- Problem requirements: Examine the material below and count the lines that hold the word "Attendance". Report only the number.

- Stored rows:
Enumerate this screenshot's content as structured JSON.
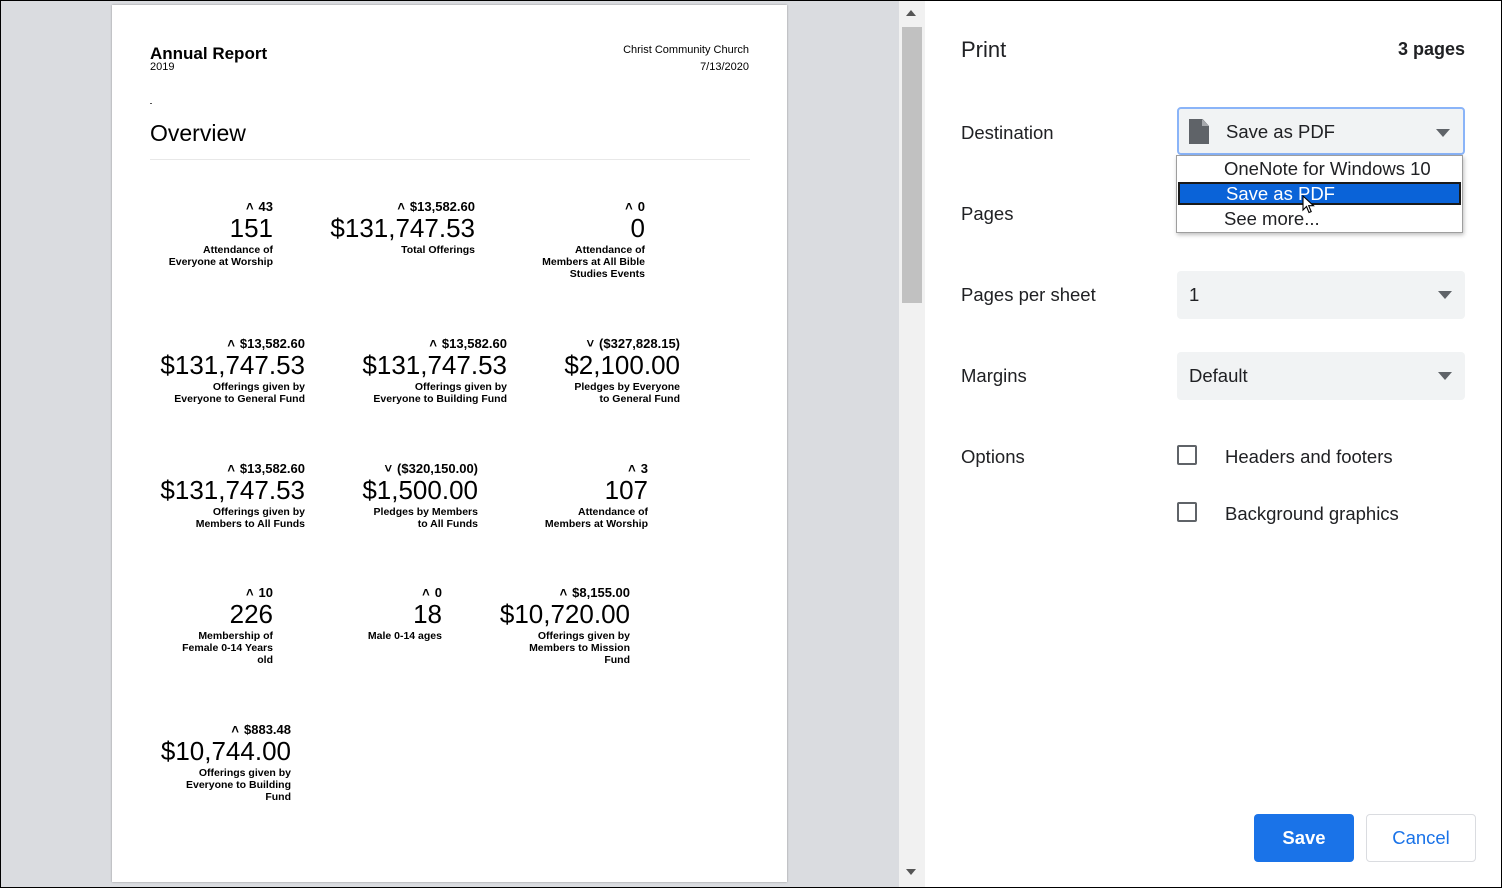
{
  "report": {
    "title": "Annual Report",
    "year": "2019",
    "organization": "Christ Community Church",
    "date": "7/13/2020",
    "section_title": "Overview",
    "metrics": [
      {
        "delta": "43",
        "direction": "up",
        "value": "151",
        "label": "Attendance of\nEveryone at Worship"
      },
      {
        "delta": "$13,582.60",
        "direction": "up",
        "value": "$131,747.53",
        "label": "Total Offerings"
      },
      {
        "delta": "0",
        "direction": "up",
        "value": "0",
        "label": "Attendance of\nMembers at All Bible\nStudies Events"
      },
      {
        "delta": "$13,582.60",
        "direction": "up",
        "value": "$131,747.53",
        "label": "Offerings given by\nEveryone to General Fund"
      },
      {
        "delta": "$13,582.60",
        "direction": "up",
        "value": "$131,747.53",
        "label": "Offerings given by\nEveryone to Building Fund"
      },
      {
        "delta": "($327,828.15)",
        "direction": "down",
        "value": "$2,100.00",
        "label": "Pledges by Everyone\nto General Fund"
      },
      {
        "delta": "$13,582.60",
        "direction": "up",
        "value": "$131,747.53",
        "label": "Offerings given by\nMembers to All Funds"
      },
      {
        "delta": "($320,150.00)",
        "direction": "down",
        "value": "$1,500.00",
        "label": "Pledges by Members\nto All Funds"
      },
      {
        "delta": "3",
        "direction": "up",
        "value": "107",
        "label": "Attendance of\nMembers at Worship"
      },
      {
        "delta": "10",
        "direction": "up",
        "value": "226",
        "label": "Membership of\nFemale 0-14 Years\nold"
      },
      {
        "delta": "0",
        "direction": "up",
        "value": "18",
        "label": "Male 0-14 ages"
      },
      {
        "delta": "$8,155.00",
        "direction": "up",
        "value": "$10,720.00",
        "label": "Offerings given by\nMembers to Mission\nFund"
      },
      {
        "delta": "$883.48",
        "direction": "up",
        "value": "$10,744.00",
        "label": "Offerings given by\nEveryone to Building\nFund"
      }
    ]
  },
  "print_panel": {
    "title": "Print",
    "page_count": "3 pages",
    "destination_label": "Destination",
    "destination_value": "Save as PDF",
    "destination_icon": "document-icon",
    "destination_options": [
      "OneNote for Windows 10",
      "Save as PDF",
      "See more..."
    ],
    "pages_label": "Pages",
    "pages_per_sheet_label": "Pages per sheet",
    "pages_per_sheet_value": "1",
    "margins_label": "Margins",
    "margins_value": "Default",
    "options_label": "Options",
    "option_headers_footers": "Headers and footers",
    "option_background_graphics": "Background graphics",
    "save_label": "Save",
    "cancel_label": "Cancel",
    "accent_color": "#1a73e8"
  }
}
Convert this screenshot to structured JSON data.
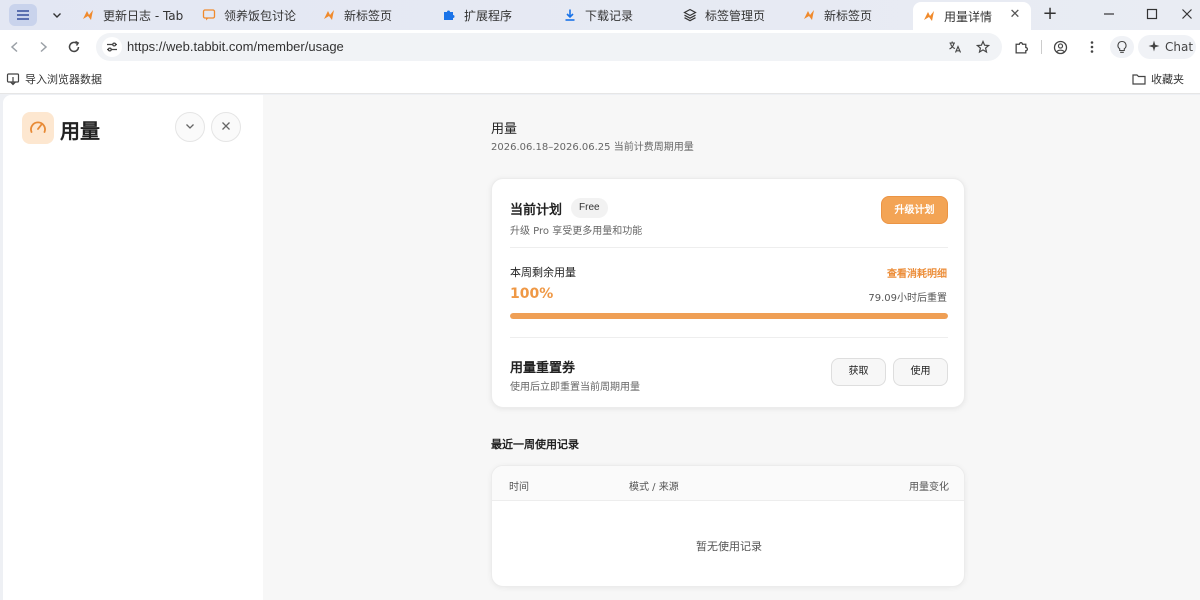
{
  "browser": {
    "tabs": [
      {
        "label": "更新日志 - Tabbit",
        "icon": "tabbit-logo-icon"
      },
      {
        "label": "领养饭包讨论",
        "icon": "chat-bubble-icon"
      },
      {
        "label": "新标签页",
        "icon": "tabbit-logo-icon"
      },
      {
        "label": "扩展程序",
        "icon": "puzzle-icon"
      },
      {
        "label": "下载记录",
        "icon": "download-icon"
      },
      {
        "label": "标签管理页",
        "icon": "layers-icon"
      },
      {
        "label": "新标签页",
        "icon": "tabbit-logo-icon"
      },
      {
        "label": "用量详情",
        "icon": "tabbit-logo-icon",
        "active": true
      }
    ],
    "url": "https://web.tabbit.com/member/usage",
    "chat_label": "Chat",
    "bookmarks": {
      "import_label": "导入浏览器数据",
      "favorites_label": "收藏夹"
    },
    "accent": "#f08a2c"
  },
  "sidebar": {
    "title": "用量"
  },
  "usage": {
    "title": "用量",
    "period": "2026.06.18–2026.06.25 当前计费周期用量",
    "plan": {
      "label": "当前计划",
      "badge": "Free",
      "desc": "升级 Pro 享受更多用量和功能",
      "upgrade_label": "升级计划"
    },
    "remaining": {
      "label": "本周剩余用量",
      "detail_link": "查看消耗明细",
      "percent_text": "100%",
      "fraction": 1.0,
      "reset_text": "79.09小时后重置"
    },
    "coupon": {
      "label": "用量重置券",
      "desc": "使用后立即重置当前周期用量",
      "get_label": "获取",
      "use_label": "使用"
    },
    "records": {
      "title": "最近一周使用记录",
      "columns": [
        "时间",
        "模式 / 来源",
        "用量变化"
      ],
      "empty_text": "暂无使用记录"
    },
    "colors": {
      "primary": "#f3a455",
      "progress": "#ef9f55"
    }
  }
}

- Full output: 3